Given exercise:
Print out the material that follows word for word.

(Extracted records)
---

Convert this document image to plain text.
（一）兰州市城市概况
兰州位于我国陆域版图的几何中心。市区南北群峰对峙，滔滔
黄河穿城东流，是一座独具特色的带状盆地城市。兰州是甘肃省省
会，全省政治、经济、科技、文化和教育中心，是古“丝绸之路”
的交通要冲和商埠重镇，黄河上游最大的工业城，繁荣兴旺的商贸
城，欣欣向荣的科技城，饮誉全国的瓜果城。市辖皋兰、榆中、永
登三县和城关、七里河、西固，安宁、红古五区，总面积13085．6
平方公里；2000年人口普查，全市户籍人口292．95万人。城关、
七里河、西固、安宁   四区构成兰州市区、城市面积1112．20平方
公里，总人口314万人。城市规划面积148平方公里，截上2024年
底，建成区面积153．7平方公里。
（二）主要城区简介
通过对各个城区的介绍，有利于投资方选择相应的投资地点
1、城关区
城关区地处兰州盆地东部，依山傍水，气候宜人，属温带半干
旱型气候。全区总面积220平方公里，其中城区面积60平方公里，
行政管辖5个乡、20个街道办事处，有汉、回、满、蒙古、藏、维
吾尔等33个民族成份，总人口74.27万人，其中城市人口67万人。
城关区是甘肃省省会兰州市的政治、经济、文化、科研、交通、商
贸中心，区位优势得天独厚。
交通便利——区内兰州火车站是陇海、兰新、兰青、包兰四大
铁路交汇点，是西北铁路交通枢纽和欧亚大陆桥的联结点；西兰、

---

Result of this task:
Convert this document image to plain text.
（一）兰州市城市概况
兰州位于我国陆域版图的几何中心。市区南北群峰对峙，滔滔
黄河穿城东流，是一座独具特色的带状盆地城市。兰州是甘肃省省
会，全省政治、经济、科技、文化和教育中心，是古“丝绸之路”
的交通要冲和商埠重镇，黄河上游最大的工业城，繁荣兴旺的商贸
城，欣欣向荣的科技城，饮誉全国的瓜果城。市辖皋兰、榆中、永
登三县和城关、七里河、西固，安宁、红古五区，总面积13085．6
平方公里；2000年人口普查，全市户籍人口292．95万人。城关、
七里河、西固、安宁   四区构成兰州市区、城市面积1112．20平方
公里，总人口314万人。城市规划面积148平方公里，截上2024年
底，建成区面积153．7平方公里。
（二）主要城区简介
通过对各个城区的介绍，有利于投资方选择相应的投资地点
1、城关区
城关区地处兰州盆地东部，依山傍水，气候宜人，属温带半干
旱型气候。全区总面积220平方公里，其中城区面积60平方公里，
行政管辖5个乡、20个街道办事处，有汉、回、满、蒙古、藏、维
吾尔等33个民族成份，总人口74.27万人，其中城市人口67万人。
城关区是甘肃省省会兰州市的政治、经济、文化、科研、交通、商
贸中心，区位优势得天独厚。
交通便利——区内兰州火车站是陇海、兰新、兰青、包兰四大
铁路交汇点，是西北铁路交通枢纽和欧亚大陆桥的联结点；西兰、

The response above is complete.